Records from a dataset
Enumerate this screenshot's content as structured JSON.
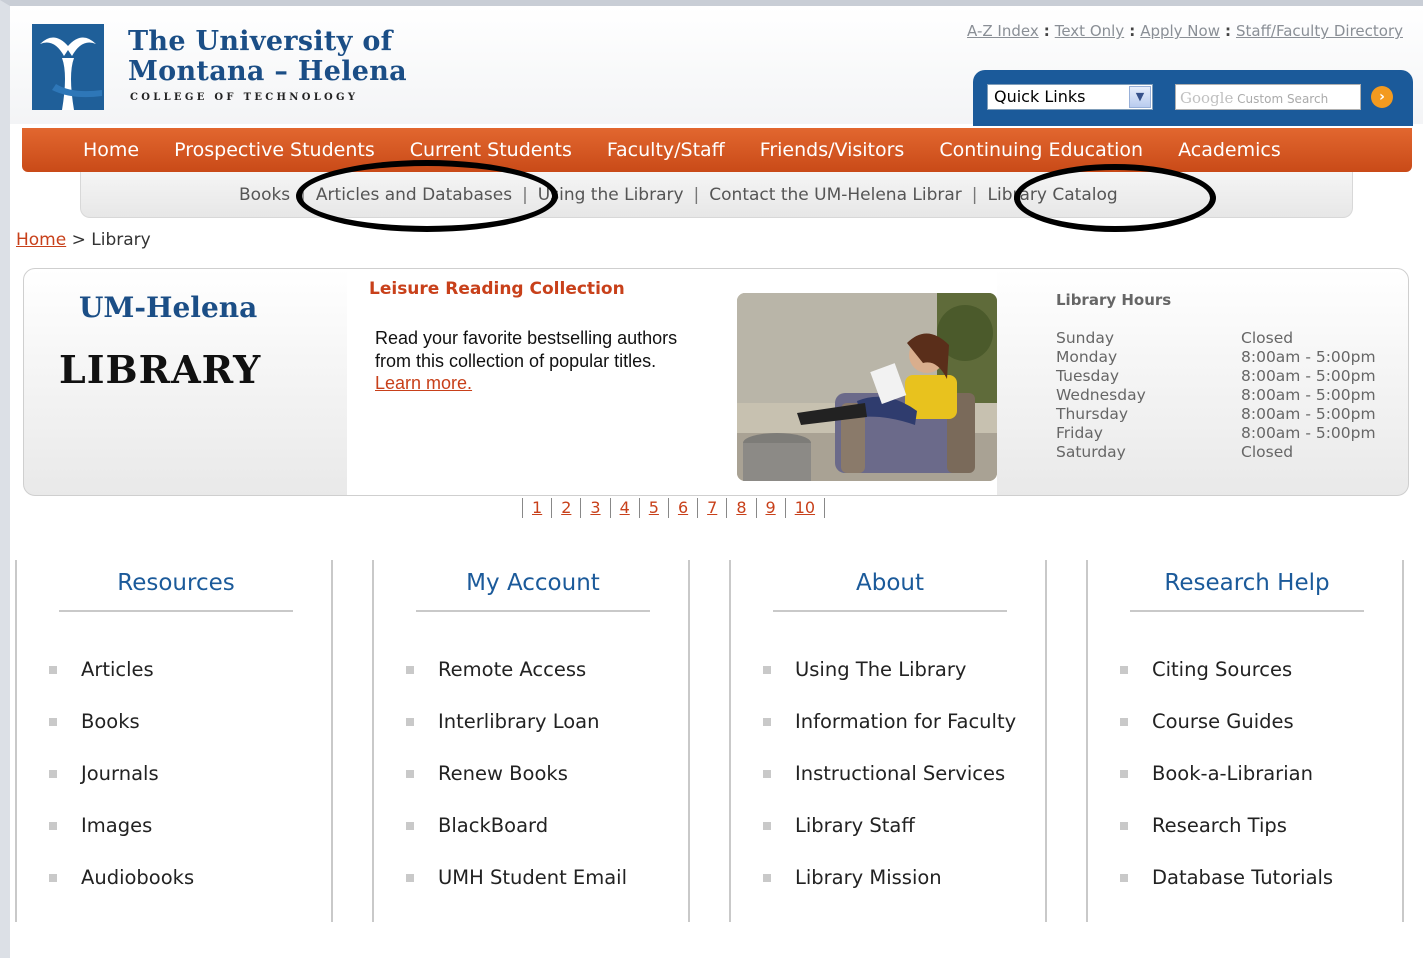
{
  "header": {
    "uni_line1": "The University of",
    "uni_line2": "Montana – Helena",
    "college": "COLLEGE OF TECHNOLOGY",
    "util_links": [
      "A-Z Index",
      "Text Only",
      "Apply Now",
      "Staff/Faculty Directory"
    ],
    "quick_links_value": "Quick Links",
    "search_brand": "Google",
    "search_placeholder": "Custom Search"
  },
  "nav": {
    "main": [
      "Home",
      "Prospective Students",
      "Current Students",
      "Faculty/Staff",
      "Friends/Visitors",
      "Continuing Education",
      "Academics"
    ],
    "sub": [
      "Books",
      "Articles and Databases",
      "Using the Library",
      "Contact the UM-Helena Librar",
      "Library Catalog"
    ]
  },
  "breadcrumb": {
    "home": "Home",
    "separator": ">",
    "current": "Library"
  },
  "banner": {
    "title_line1": "UM-Helena",
    "title_line2": "LIBRARY",
    "feature_title": "Leisure Reading Collection",
    "feature_text": "Read your favorite bestselling authors from this collection of popular titles.",
    "learn_more": "Learn more.",
    "hours_title": "Library Hours",
    "hours": [
      {
        "day": "Sunday",
        "time": "Closed"
      },
      {
        "day": "Monday",
        "time": "8:00am - 5:00pm"
      },
      {
        "day": "Tuesday",
        "time": "8:00am - 5:00pm"
      },
      {
        "day": "Wednesday",
        "time": "8:00am - 5:00pm"
      },
      {
        "day": "Thursday",
        "time": "8:00am - 5:00pm"
      },
      {
        "day": "Friday",
        "time": "8:00am - 5:00pm"
      },
      {
        "day": "Saturday",
        "time": "Closed"
      }
    ]
  },
  "pager": [
    "1",
    "2",
    "3",
    "4",
    "5",
    "6",
    "7",
    "8",
    "9",
    "10"
  ],
  "columns": [
    {
      "title": "Resources",
      "items": [
        "Articles",
        "Books",
        "Journals",
        "Images",
        "Audiobooks"
      ]
    },
    {
      "title": "My Account",
      "items": [
        "Remote Access",
        "Interlibrary Loan",
        "Renew Books",
        "BlackBoard",
        "UMH Student Email"
      ]
    },
    {
      "title": "About",
      "items": [
        "Using The Library",
        "Information for Faculty",
        "Instructional Services",
        "Library Staff",
        "Library Mission"
      ]
    },
    {
      "title": "Research Help",
      "items": [
        "Citing Sources",
        "Course Guides",
        "Book-a-Librarian",
        "Research Tips",
        "Database Tutorials"
      ]
    }
  ],
  "colors": {
    "brand_blue": "#1b4e86",
    "nav_orange": "#d95525",
    "link_red": "#c8401a"
  }
}
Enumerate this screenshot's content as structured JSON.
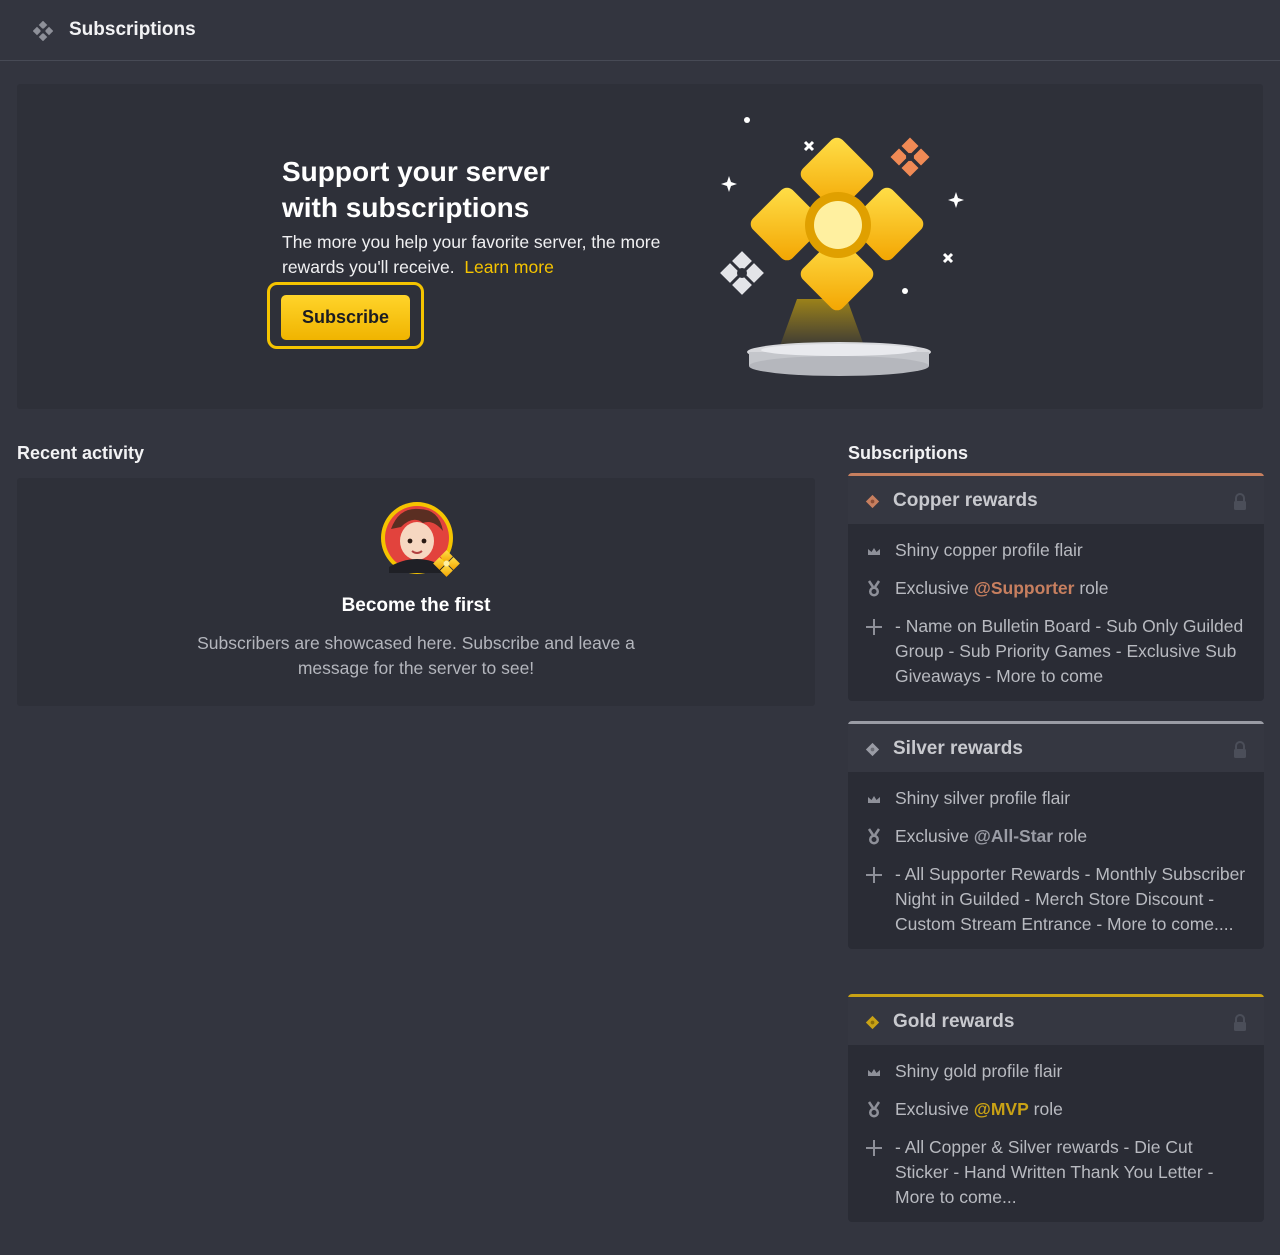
{
  "header": {
    "title": "Subscriptions",
    "icon": "subscriptions-gem-icon"
  },
  "hero": {
    "headline_line1": "Support your server",
    "headline_line2": "with subscriptions",
    "desc_text": "The more you help your favorite server, the more rewards you'll receive.",
    "learn_more": "Learn more",
    "subscribe_label": "Subscribe",
    "accent_color": "#f5c400"
  },
  "recent_activity": {
    "label": "Recent activity",
    "heading": "Become the first",
    "message": "Subscribers are showcased here. Subscribe and leave a message for the server to see!"
  },
  "subscriptions": {
    "label": "Subscriptions",
    "tiers": [
      {
        "name": "Copper rewards",
        "color": "#c77f5f",
        "flair": "Shiny copper profile flair",
        "role_prefix": "Exclusive ",
        "role": "@Supporter",
        "role_suffix": " role",
        "extras": "- Name on Bulletin Board - Sub Only Guilded Group - Sub Priority Games - Exclusive Sub Giveaways - More to come"
      },
      {
        "name": "Silver rewards",
        "color": "#9a9ca5",
        "flair": "Shiny silver profile flair",
        "role_prefix": "Exclusive ",
        "role": "@All-Star",
        "role_suffix": " role",
        "extras": "- All Supporter Rewards - Monthly Subscriber Night in Guilded - Merch Store Discount - Custom Stream Entrance - More to come...."
      },
      {
        "name": "Gold rewards",
        "color": "#c9a215",
        "flair": "Shiny gold profile flair",
        "role_prefix": "Exclusive ",
        "role": "@MVP",
        "role_suffix": " role",
        "extras": "- All Copper & Silver rewards - Die Cut Sticker - Hand Written Thank You Letter - More to come..."
      }
    ]
  }
}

Challenge - The pictures in the entries should be left out; output everything else exactly.

Problem solution -
Enumerate this screenshot's content as structured JSON.
{
  "header": {
    "uni_line1": "The University of",
    "uni_line2": "Montana – Helena",
    "college": "COLLEGE OF TECHNOLOGY",
    "util_links": [
      "A-Z Index",
      "Text Only",
      "Apply Now",
      "Staff/Faculty Directory"
    ],
    "quick_links_value": "Quick Links",
    "search_brand": "Google",
    "search_placeholder": "Custom Search"
  },
  "nav": {
    "main": [
      "Home",
      "Prospective Students",
      "Current Students",
      "Faculty/Staff",
      "Friends/Visitors",
      "Continuing Education",
      "Academics"
    ],
    "sub": [
      "Books",
      "Articles and Databases",
      "Using the Library",
      "Contact the UM-Helena Librar",
      "Library Catalog"
    ]
  },
  "breadcrumb": {
    "home": "Home",
    "separator": ">",
    "current": "Library"
  },
  "banner": {
    "title_line1": "UM-Helena",
    "title_line2": "LIBRARY",
    "feature_title": "Leisure Reading Collection",
    "feature_text": "Read your favorite bestselling authors from this collection of popular titles.",
    "learn_more": "Learn more.",
    "hours_title": "Library Hours",
    "hours": [
      {
        "day": "Sunday",
        "time": "Closed"
      },
      {
        "day": "Monday",
        "time": "8:00am - 5:00pm"
      },
      {
        "day": "Tuesday",
        "time": "8:00am - 5:00pm"
      },
      {
        "day": "Wednesday",
        "time": "8:00am - 5:00pm"
      },
      {
        "day": "Thursday",
        "time": "8:00am - 5:00pm"
      },
      {
        "day": "Friday",
        "time": "8:00am - 5:00pm"
      },
      {
        "day": "Saturday",
        "time": "Closed"
      }
    ]
  },
  "pager": [
    "1",
    "2",
    "3",
    "4",
    "5",
    "6",
    "7",
    "8",
    "9",
    "10"
  ],
  "columns": [
    {
      "title": "Resources",
      "items": [
        "Articles",
        "Books",
        "Journals",
        "Images",
        "Audiobooks"
      ]
    },
    {
      "title": "My Account",
      "items": [
        "Remote Access",
        "Interlibrary Loan",
        "Renew Books",
        "BlackBoard",
        "UMH Student Email"
      ]
    },
    {
      "title": "About",
      "items": [
        "Using The Library",
        "Information for Faculty",
        "Instructional Services",
        "Library Staff",
        "Library Mission"
      ]
    },
    {
      "title": "Research Help",
      "items": [
        "Citing Sources",
        "Course Guides",
        "Book-a-Librarian",
        "Research Tips",
        "Database Tutorials"
      ]
    }
  ],
  "colors": {
    "brand_blue": "#1b4e86",
    "nav_orange": "#d95525",
    "link_red": "#c8401a"
  }
}
Enumerate this screenshot's content as structured JSON.
{
  "header": {
    "title": "Subscriptions",
    "icon": "subscriptions-gem-icon"
  },
  "hero": {
    "headline_line1": "Support your server",
    "headline_line2": "with subscriptions",
    "desc_text": "The more you help your favorite server, the more rewards you'll receive.",
    "learn_more": "Learn more",
    "subscribe_label": "Subscribe",
    "accent_color": "#f5c400"
  },
  "recent_activity": {
    "label": "Recent activity",
    "heading": "Become the first",
    "message": "Subscribers are showcased here. Subscribe and leave a message for the server to see!"
  },
  "subscriptions": {
    "label": "Subscriptions",
    "tiers": [
      {
        "name": "Copper rewards",
        "color": "#c77f5f",
        "flair": "Shiny copper profile flair",
        "role_prefix": "Exclusive ",
        "role": "@Supporter",
        "role_suffix": " role",
        "extras": "- Name on Bulletin Board - Sub Only Guilded Group - Sub Priority Games - Exclusive Sub Giveaways - More to come"
      },
      {
        "name": "Silver rewards",
        "color": "#9a9ca5",
        "flair": "Shiny silver profile flair",
        "role_prefix": "Exclusive ",
        "role": "@All-Star",
        "role_suffix": " role",
        "extras": "- All Supporter Rewards - Monthly Subscriber Night in Guilded - Merch Store Discount - Custom Stream Entrance - More to come...."
      },
      {
        "name": "Gold rewards",
        "color": "#c9a215",
        "flair": "Shiny gold profile flair",
        "role_prefix": "Exclusive ",
        "role": "@MVP",
        "role_suffix": " role",
        "extras": "- All Copper & Silver rewards - Die Cut Sticker - Hand Written Thank You Letter - More to come..."
      }
    ]
  }
}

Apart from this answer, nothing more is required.